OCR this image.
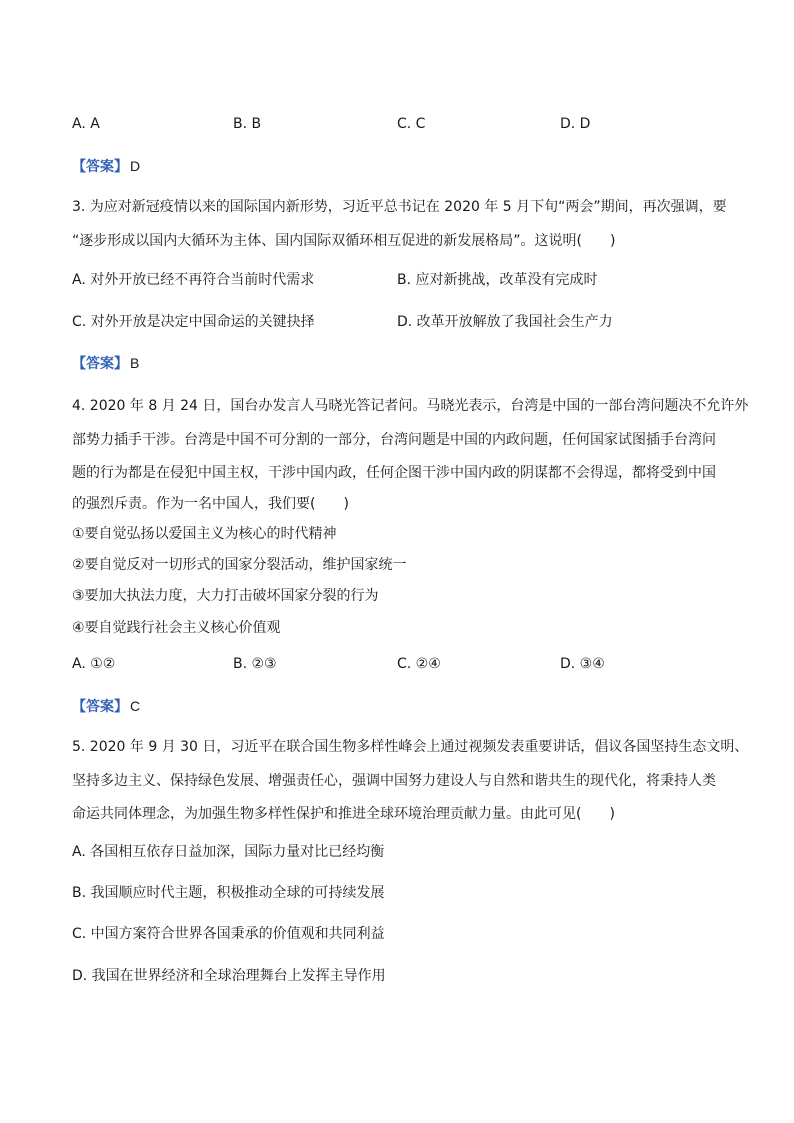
A. A	B. B	C. C	D. D
【答案】 D
3. 为应对新冠疫情以来的国际国内新形势，习近平总书记在 2020 年 5 月下旬“两会”期间，再次强调，要
“逐步形成以国内大循环为主体、国内国际双循环相互促进的新发展格局”。这说明(　　)
A. 对外开放已经不再符合当前时代需求	B. 应对新挑战，改革没有完成时
C. 对外开放是决定中国命运的关键抉择	D. 改革开放解放了我国社会生产力
【答案】 B
4. 2020 年 8 月 24 日，国台办发言人马晓光答记者问。马晓光表示，台湾是中国的一部台湾问题决不允许外
部势力插手干涉。台湾是中国不可分割的一部分，台湾问题是中国的内政问题，任何国家试图插手台湾问
题的行为都是在侵犯中国主权，干涉中国内政，任何企图干涉中国内政的阴谋都不会得逞，都将受到中国
的强烈斥责。作为一名中国人，我们要(　　)
①要自觉弘扬以爱国主义为核心的时代精神
②要自觉反对一切形式的国家分裂活动，维护国家统一
③要加大执法力度，大力打击破坏国家分裂的行为
④要自觉践行社会主义核心价值观
A. ①②	B. ②③	C. ②④	D. ③④
【答案】 C
5. 2020 年 9 月 30 日，习近平在联合国生物多样性峰会上通过视频发表重要讲话，倡议各国坚持生态文明、
坚持多边主义、保持绿色发展、增强责任心，强调中国努力建设人与自然和谐共生的现代化，将秉持人类
命运共同体理念，为加强生物多样性保护和推进全球环境治理贡献力量。由此可见(　　)
A. 各国相互依存日益加深，国际力量对比已经均衡
B. 我国顺应时代主题，积极推动全球的可持续发展
C. 中国方案符合世界各国秉承的价值观和共同利益
D. 我国在世界经济和全球治理舞台上发挥主导作用
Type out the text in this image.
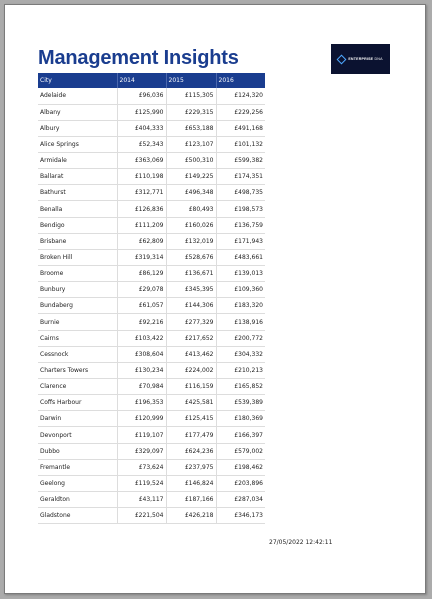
Management Insights	ENTERPRISE DNA
City	2014	2015	2016
Adelaide	£96,036	£115,305	£124,320
Albany	£125,990	£229,315	£229,256
Albury	£404,333	£653,188	£491,168
Alice Springs	£52,343	£123,107	£101,132
Armidale	£363,069	£500,310	£599,382
Ballarat	£110,198	£149,225	£174,351
Bathurst	£312,771	£496,348	£498,735
Benalla	£126,836	£80,493	£198,573
Bendigo	£111,209	£160,026	£136,759
Brisbane	£62,809	£132,019	£171,943
Broken Hill	£319,314	£528,676	£483,661
Broome	£86,129	£136,671	£139,013
Bunbury	£29,078	£345,395	£109,360
Bundaberg	£61,057	£144,306	£183,320
Burnie	£92,216	£277,329	£138,916
Cairns	£103,422	£217,652	£200,772
Cessnock	£308,604	£413,462	£304,332
Charters Towers	£130,234	£224,002	£210,213
Clarence	£70,984	£116,159	£165,852
Coffs Harbour	£196,353	£425,581	£539,389
Darwin	£120,999	£125,415	£180,369
Devonport	£119,107	£177,479	£166,397
Dubbo	£329,097	£624,236	£579,002
Fremantle	£73,624	£237,975	£198,462
Geelong	£119,524	£146,824	£203,896
Geraldton	£43,117	£187,166	£287,034
Gladstone	£221,504	£426,218	£346,173
27/05/2022 12:42:11
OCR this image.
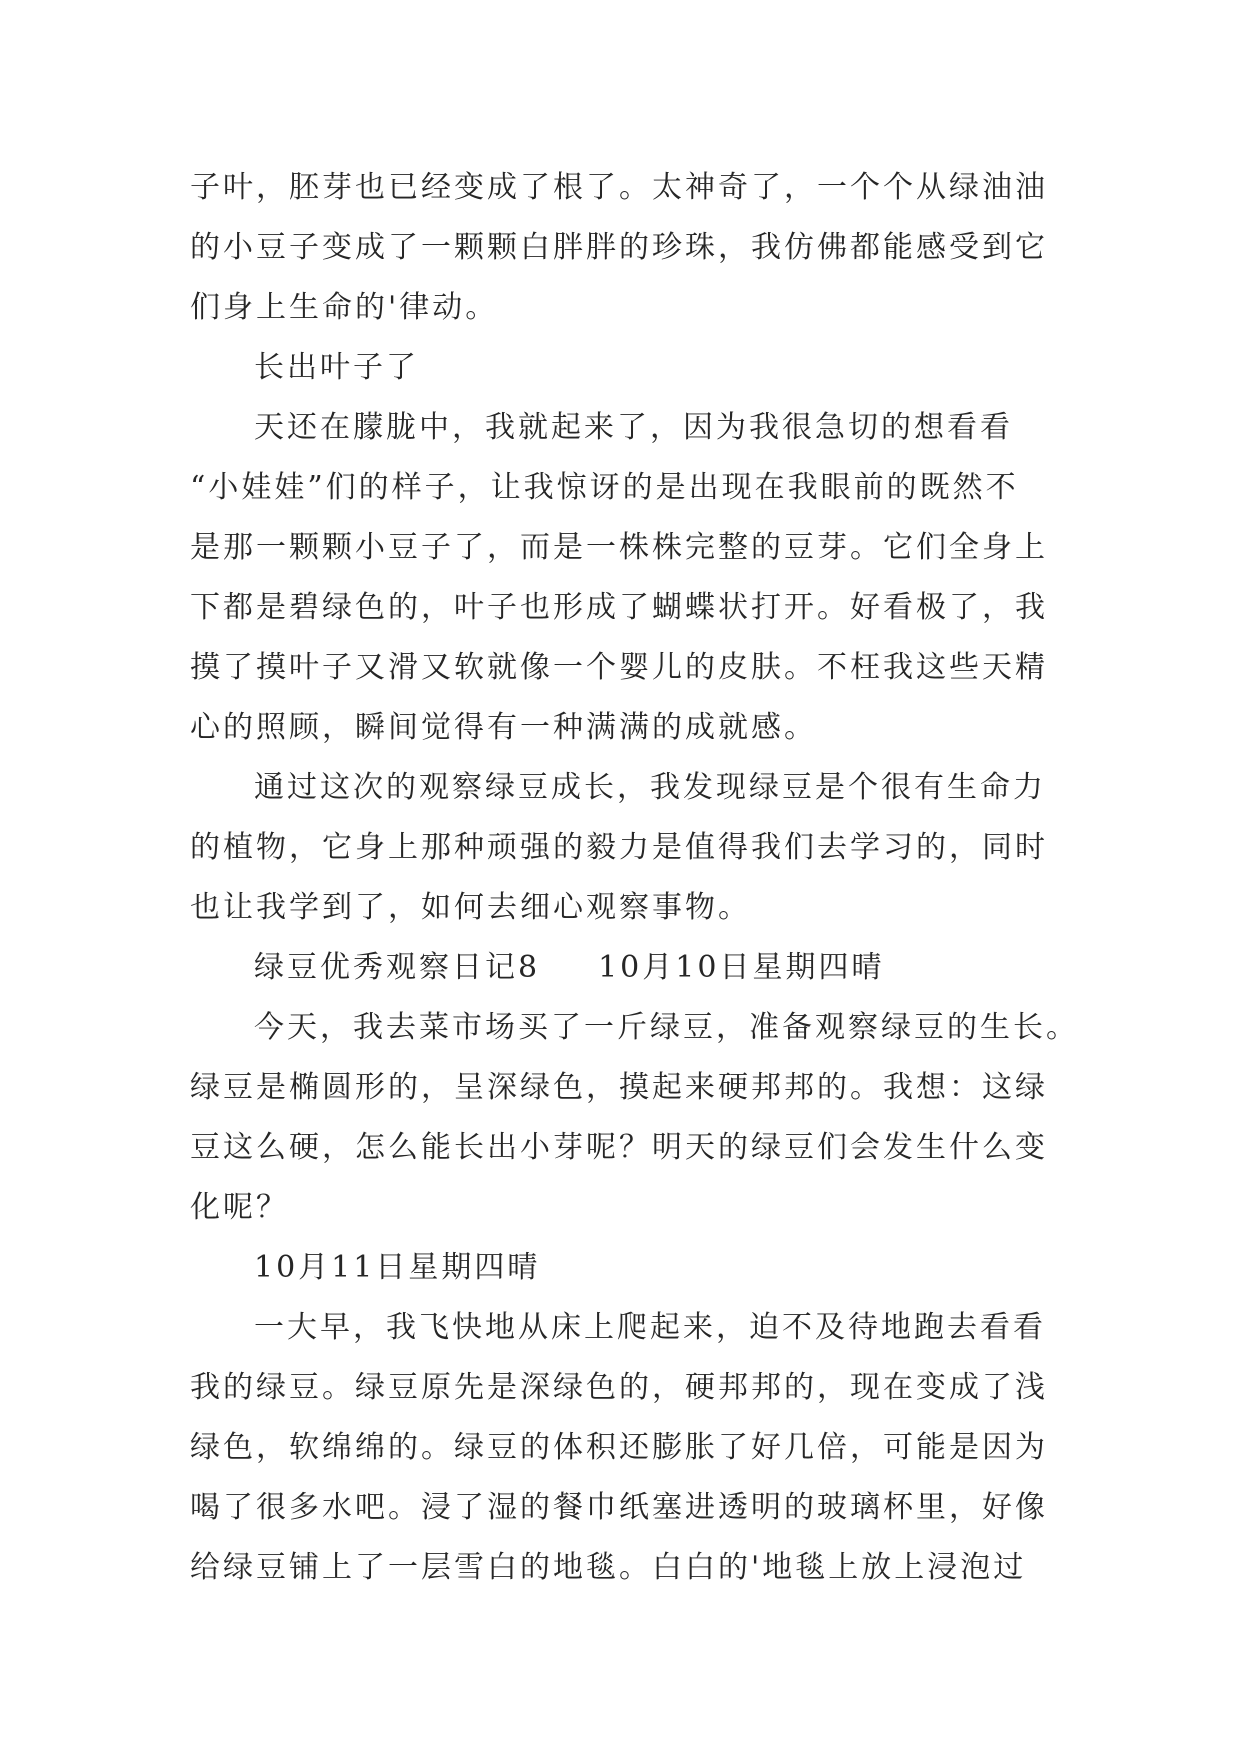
子叶，胚芽也已经变成了根了。太神奇了，一个个从绿油油

的小豆子变成了一颗颗白胖胖的珍珠，我仿佛都能感受到它

们身上生命的'律动。

长出叶子了

天还在朦胧中，我就起来了，因为我很急切的想看看

“小娃娃”们的样子，让我惊讶的是出现在我眼前的既然不

是那一颗颗小豆子了，而是一株株完整的豆芽。它们全身上

下都是碧绿色的，叶子也形成了蝴蝶状打开。好看极了，我

摸了摸叶子又滑又软就像一个婴儿的皮肤。不枉我这些天精

心的照顾，瞬间觉得有一种满满的成就感。

通过这次的观察绿豆成长，我发现绿豆是个很有生命力

的植物，它身上那种顽强的毅力是值得我们去学习的，同时

也让我学到了，如何去细心观察事物。

绿豆优秀观察日记8 10月10日星期四晴

今天，我去菜市场买了一斤绿豆，准备观察绿豆的生长。

绿豆是椭圆形的，呈深绿色，摸起来硬邦邦的。我想：这绿

豆这么硬，怎么能长出小芽呢？明天的绿豆们会发生什么变

化呢？

10月11日星期四晴

一大早，我飞快地从床上爬起来，迫不及待地跑去看看

我的绿豆。绿豆原先是深绿色的，硬邦邦的，现在变成了浅

绿色，软绵绵的。绿豆的体积还膨胀了好几倍，可能是因为

喝了很多水吧。浸了湿的餐巾纸塞进透明的玻璃杯里，好像

给绿豆铺上了一层雪白的地毯。白白的'地毯上放上浸泡过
------------------------------------------------
Short problem: Transcribe the records word for word and include no pictures.

Output of the exercise:
OCR this image.
A. A	B. B	C. C	D. D
【答案】 D
3. 为应对新冠疫情以来的国际国内新形势，习近平总书记在 2020 年 5 月下旬“两会”期间，再次强调，要
“逐步形成以国内大循环为主体、国内国际双循环相互促进的新发展格局”。这说明(　　)
A. 对外开放已经不再符合当前时代需求	B. 应对新挑战，改革没有完成时
C. 对外开放是决定中国命运的关键抉择	D. 改革开放解放了我国社会生产力
【答案】 B
4. 2020 年 8 月 24 日，国台办发言人马晓光答记者问。马晓光表示，台湾是中国的一部台湾问题决不允许外
部势力插手干涉。台湾是中国不可分割的一部分，台湾问题是中国的内政问题，任何国家试图插手台湾问
题的行为都是在侵犯中国主权，干涉中国内政，任何企图干涉中国内政的阴谋都不会得逞，都将受到中国
的强烈斥责。作为一名中国人，我们要(　　)
①要自觉弘扬以爱国主义为核心的时代精神
②要自觉反对一切形式的国家分裂活动，维护国家统一
③要加大执法力度，大力打击破坏国家分裂的行为
④要自觉践行社会主义核心价值观
A. ①②	B. ②③	C. ②④	D. ③④
【答案】 C
5. 2020 年 9 月 30 日，习近平在联合国生物多样性峰会上通过视频发表重要讲话，倡议各国坚持生态文明、
坚持多边主义、保持绿色发展、增强责任心，强调中国努力建设人与自然和谐共生的现代化，将秉持人类
命运共同体理念，为加强生物多样性保护和推进全球环境治理贡献力量。由此可见(　　)
A. 各国相互依存日益加深，国际力量对比已经均衡
B. 我国顺应时代主题，积极推动全球的可持续发展
C. 中国方案符合世界各国秉承的价值观和共同利益
D. 我国在世界经济和全球治理舞台上发挥主导作用
Type out the text in this image.
Management Insights	ENTERPRISE DNA
City	2014	2015	2016
Adelaide	£96,036	£115,305	£124,320
Albany	£125,990	£229,315	£229,256
Albury	£404,333	£653,188	£491,168
Alice Springs	£52,343	£123,107	£101,132
Armidale	£363,069	£500,310	£599,382
Ballarat	£110,198	£149,225	£174,351
Bathurst	£312,771	£496,348	£498,735
Benalla	£126,836	£80,493	£198,573
Bendigo	£111,209	£160,026	£136,759
Brisbane	£62,809	£132,019	£171,943
Broken Hill	£319,314	£528,676	£483,661
Broome	£86,129	£136,671	£139,013
Bunbury	£29,078	£345,395	£109,360
Bundaberg	£61,057	£144,306	£183,320
Burnie	£92,216	£277,329	£138,916
Cairns	£103,422	£217,652	£200,772
Cessnock	£308,604	£413,462	£304,332
Charters Towers	£130,234	£224,002	£210,213
Clarence	£70,984	£116,159	£165,852
Coffs Harbour	£196,353	£425,581	£539,389
Darwin	£120,999	£125,415	£180,369
Devonport	£119,107	£177,479	£166,397
Dubbo	£329,097	£624,236	£579,002
Fremantle	£73,624	£237,975	£198,462
Geelong	£119,524	£146,824	£203,896
Geraldton	£43,117	£187,166	£287,034
Gladstone	£221,504	£426,218	£346,173
27/05/2022 12:42:11
OCR this image.
子叶，胚芽也已经变成了根了。太神奇了，一个个从绿油油

的小豆子变成了一颗颗白胖胖的珍珠，我仿佛都能感受到它

们身上生命的'律动。

长出叶子了

天还在朦胧中，我就起来了，因为我很急切的想看看

“小娃娃”们的样子，让我惊讶的是出现在我眼前的既然不

是那一颗颗小豆子了，而是一株株完整的豆芽。它们全身上

下都是碧绿色的，叶子也形成了蝴蝶状打开。好看极了，我

摸了摸叶子又滑又软就像一个婴儿的皮肤。不枉我这些天精

心的照顾，瞬间觉得有一种满满的成就感。

通过这次的观察绿豆成长，我发现绿豆是个很有生命力

的植物，它身上那种顽强的毅力是值得我们去学习的，同时

也让我学到了，如何去细心观察事物。

绿豆优秀观察日记8 10月10日星期四晴

今天，我去菜市场买了一斤绿豆，准备观察绿豆的生长。

绿豆是椭圆形的，呈深绿色，摸起来硬邦邦的。我想：这绿

豆这么硬，怎么能长出小芽呢？明天的绿豆们会发生什么变

化呢？

10月11日星期四晴

一大早，我飞快地从床上爬起来，迫不及待地跑去看看

我的绿豆。绿豆原先是深绿色的，硬邦邦的，现在变成了浅

绿色，软绵绵的。绿豆的体积还膨胀了好几倍，可能是因为

喝了很多水吧。浸了湿的餐巾纸塞进透明的玻璃杯里，好像

给绿豆铺上了一层雪白的地毯。白白的'地毯上放上浸泡过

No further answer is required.